- [Problem] Reply with one number: the count of lines in the data that hold the string "went".

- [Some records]

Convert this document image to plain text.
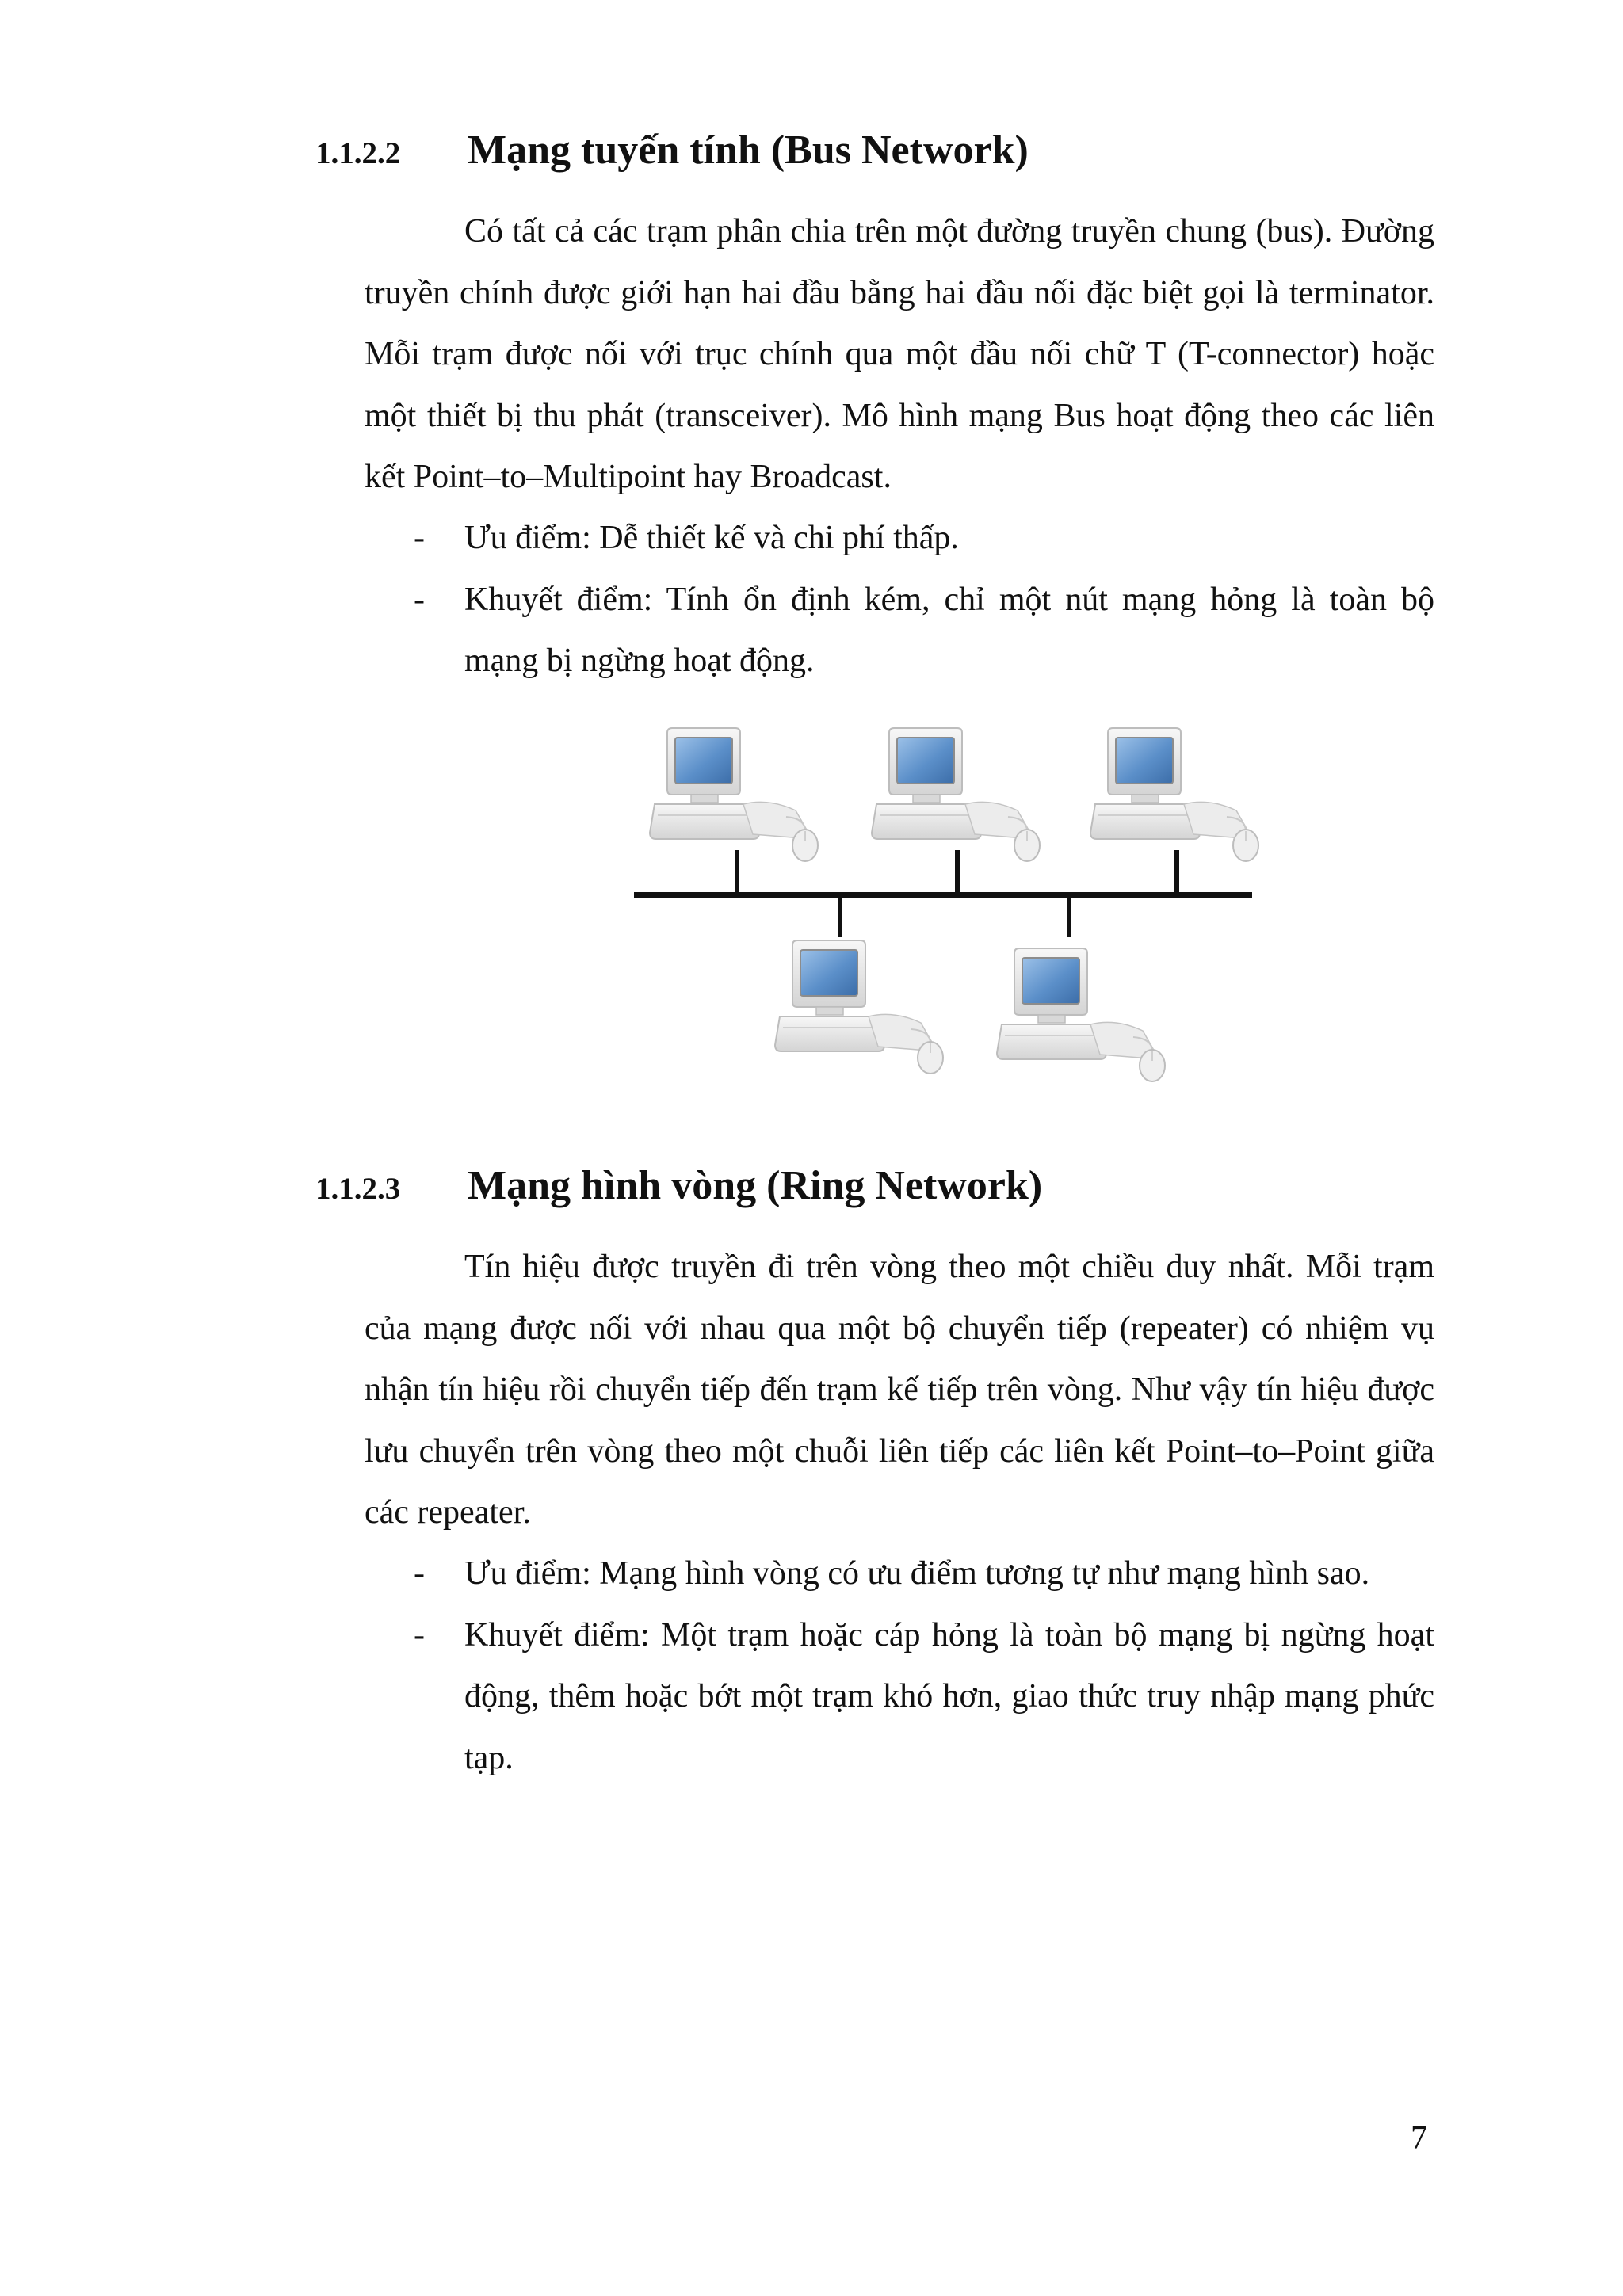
1.1.2.2	Mạng tuyến tính (Bus Network)

Có tất cả các trạm phân chia trên một đường truyền chung (bus). Đường truyền chính được giới hạn hai đầu bằng hai đầu nối đặc biệt gọi là terminator. Mỗi trạm được nối với trục chính qua một đầu nối chữ T (T-connector) hoặc một thiết bị thu phát (transceiver). Mô hình mạng Bus hoạt động theo các liên kết Point–to–Multipoint hay Broadcast.

- Ưu điểm: Dễ thiết kế và chi phí thấp.
- Khuyết điểm: Tính ổn định kém, chỉ một nút mạng hỏng là toàn bộ mạng bị ngừng hoạt động.
1.1.2.3	Mạng hình vòng (Ring Network)

Tín hiệu được truyền đi trên vòng theo một chiều duy nhất. Mỗi trạm của mạng được nối với nhau qua một bộ chuyển tiếp (repeater) có nhiệm vụ nhận tín hiệu rồi chuyển tiếp đến trạm kế tiếp trên vòng. Như vậy tín hiệu được lưu chuyển trên vòng theo một chuỗi liên tiếp các liên kết Point–to–Point giữa các repeater.

- Ưu điểm: Mạng hình vòng có ưu điểm tương tự như mạng hình sao.
- Khuyết điểm: Một trạm hoặc cáp hỏng là toàn bộ mạng bị ngừng hoạt động, thêm hoặc bớt một trạm khó hơn, giao thức truy nhập mạng phức tạp.
7
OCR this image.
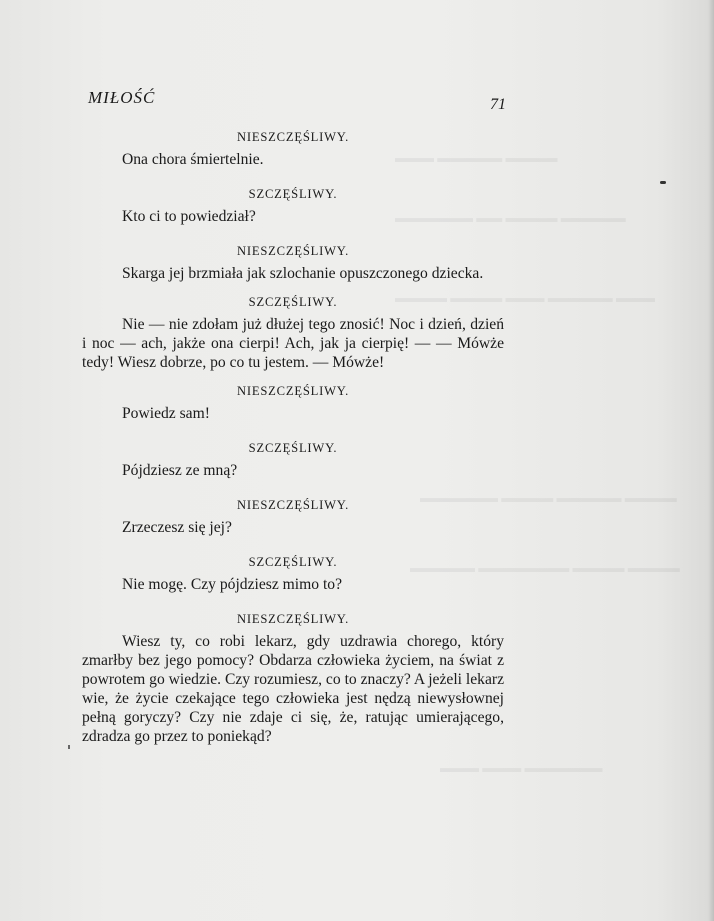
▬▬▬ ▬▬▬▬▬ ▬▬▬▬
▬▬▬▬▬▬ ▬▬ ▬▬▬▬ ▬▬▬▬▬
▬▬▬▬ ▬▬▬▬ ▬▬▬ ▬▬▬▬▬ ▬▬▬
▬▬▬▬▬▬ ▬▬▬▬ ▬▬▬▬▬ ▬▬▬▬
▬▬▬▬▬ ▬▬▬▬▬▬▬ ▬▬▬▬ ▬▬▬▬
▬▬▬ ▬▬▬ ▬▬▬▬▬▬
MIŁOŚĆ	71

NIESZCZĘŚLIWY.

Ona chora śmiertelnie.

SZCZĘŚLIWY.

Kto ci to powiedział?

NIESZCZĘŚLIWY.

Skarga jej brzmiała jak szlochanie opuszczonego dziecka.

SZCZĘŚLIWY.

Nie — nie zdołam już dłużej tego znosić! Noc i dzień, dzień i noc — ach, jakże ona cierpi! Ach, jak ja cierpię! — — Mówże tedy! Wiesz dobrze, po co tu jestem. — Mówże!

NIESZCZĘŚLIWY.

Powiedz sam!

SZCZĘŚLIWY.

Pójdziesz ze mną?

NIESZCZĘŚLIWY.

Zrzeczesz się jej?

SZCZĘŚLIWY.

Nie mogę. Czy pójdziesz mimo to?

NIESZCZĘŚLIWY.

Wiesz ty, co robi lekarz, gdy uzdrawia chorego, który zmarłby bez jego pomocy? Obdarza człowieka życiem, na świat z powrotem go wiedzie. Czy rozumiesz, co to znaczy? A jeżeli lekarz wie, że życie czekające tego człowieka jest nędzą niewysłownej pełną goryczy? Czy nie zdaje ci się, że, ratując umierającego, zdradza go przez to poniekąd?
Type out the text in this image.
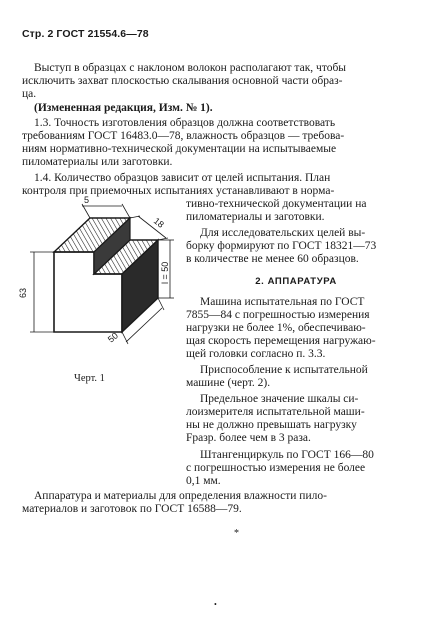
Стр. 2 ГОСТ 21554.6—78
Выступ в образцах с наклоном волокон располагают так, чтобы
исключить захват плоскостью скалывания основной части образ-
ца.
(Измененная редакция, Изм. № 1).
1.3. Точность изготовления образцов должна соответствовать
требованиям ГОСТ 16483.0—78, влажность образцов — требова-
ниям нормативно-технической документации на испытываемые
пиломатериалы или заготовки.
1.4. Количество образцов зависит от целей испытания. План
контроля при приемочных испытаниях устанавливают в норма-
тивно-технической документации на
пиломатериалы и заготовки.
Для исследовательских целей вы-
борку формируют по ГОСТ 18321—73
в количестве не менее 60 образцов.
2. АППАРАТУРА
Машина испытательная по ГОСТ
7855—84 с погрешностью измерения
нагрузки не более 1%, обеспечиваю-
щая скорость перемещения нагружаю-
щей головки согласно п. 3.3.
Приспособление к испытательной
машине (черт. 2).
Предельное значение шкалы си-
лоизмерителя испытательной маши-
ны не должно превышать нагрузку
Fразр. более чем в 3 раза.
Штангенциркуль по ГОСТ 166—80
с погрешностью измерения не более
0,1 мм.
Аппаратура и материалы для определения влажности пило-
материалов и заготовок по ГОСТ 16588—79.
5
18
63
l = 50
50
Черт. 1
*
•
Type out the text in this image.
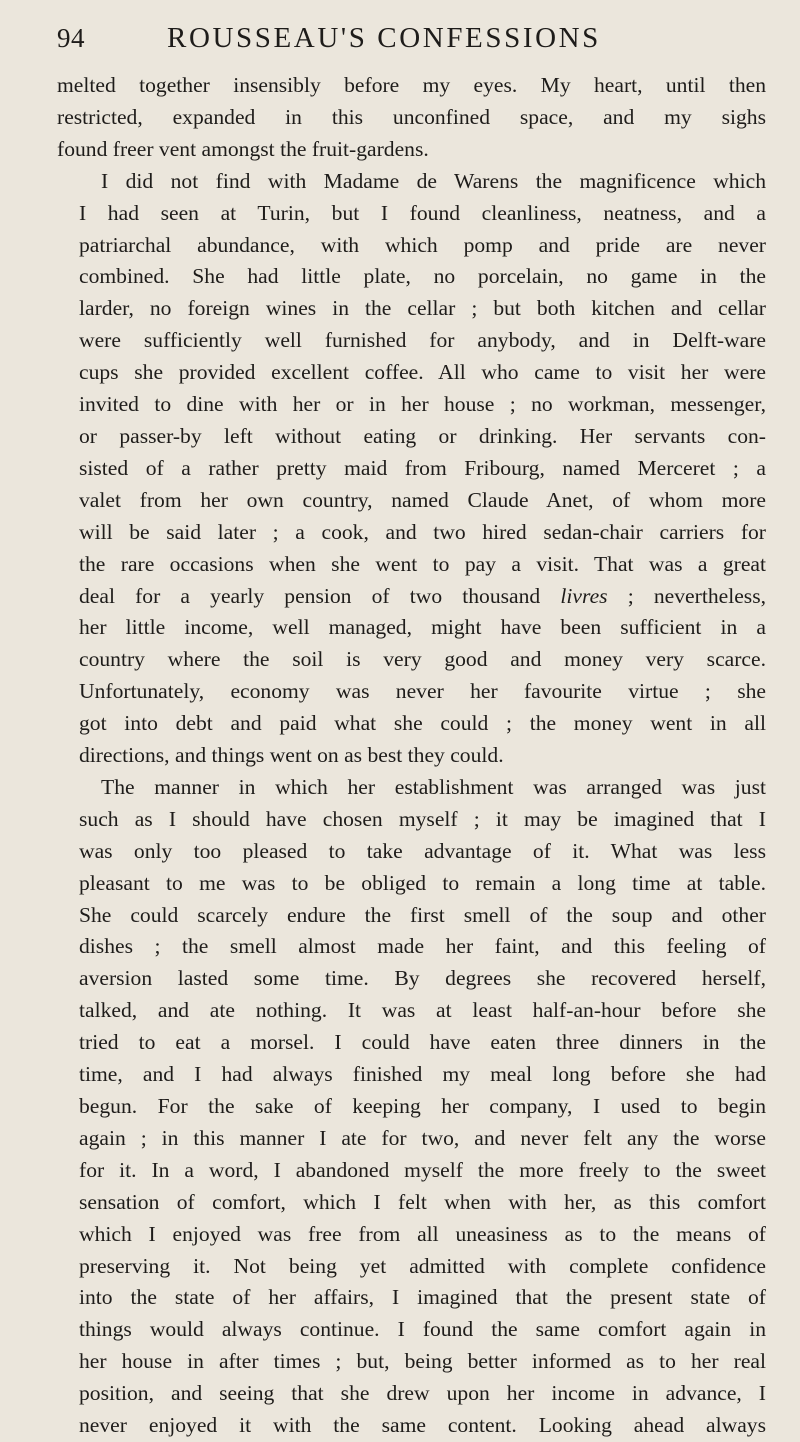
94	ROUSSEAU'S CONFESSIONS

melted together insensibly before my eyes. My heart, until then
restricted, expanded in this unconfined space, and my sighs
found freer vent amongst the fruit-gardens.

I did not find with Madame de Warens the magnificence which
I had seen at Turin, but I found cleanliness, neatness, and a
patriarchal abundance, with which pomp and pride are never
combined. She had little plate, no porcelain, no game in the
larder, no foreign wines in the cellar ; but both kitchen and cellar
were sufficiently well furnished for anybody, and in Delft-ware
cups she provided excellent coffee. All who came to visit her were
invited to dine with her or in her house ; no workman, messenger,
or passer-by left without eating or drinking. Her servants con-
sisted of a rather pretty maid from Fribourg, named Merceret ; a
valet from her own country, named Claude Anet, of whom more
will be said later ; a cook, and two hired sedan-chair carriers for
the rare occasions when she went to pay a visit. That was a great
deal for a yearly pension of two thousand livres ; nevertheless,
her little income, well managed, might have been sufficient in a
country where the soil is very good and money very scarce.
Unfortunately, economy was never her favourite virtue ; she
got into debt and paid what she could ; the money went in all
directions, and things went on as best they could.

The manner in which her establishment was arranged was just
such as I should have chosen myself ; it may be imagined that I
was only too pleased to take advantage of it. What was less
pleasant to me was to be obliged to remain a long time at table.
She could scarcely endure the first smell of the soup and other
dishes ; the smell almost made her faint, and this feeling of
aversion lasted some time. By degrees she recovered herself,
talked, and ate nothing. It was at least half-an-hour before she
tried to eat a morsel. I could have eaten three dinners in the
time, and I had always finished my meal long before she had
begun. For the sake of keeping her company, I used to begin
again ; in this manner I ate for two, and never felt any the worse
for it. In a word, I abandoned myself the more freely to the sweet
sensation of comfort, which I felt when with her, as this comfort
which I enjoyed was free from all uneasiness as to the means of
preserving it. Not being yet admitted with complete confidence
into the state of her affairs, I imagined that the present state of
things would always continue. I found the same comfort again in
her house in after times ; but, being better informed as to her real
position, and seeing that she drew upon her income in advance, I
never enjoyed it with the same content. Looking ahead always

- [Answer to this problem] 3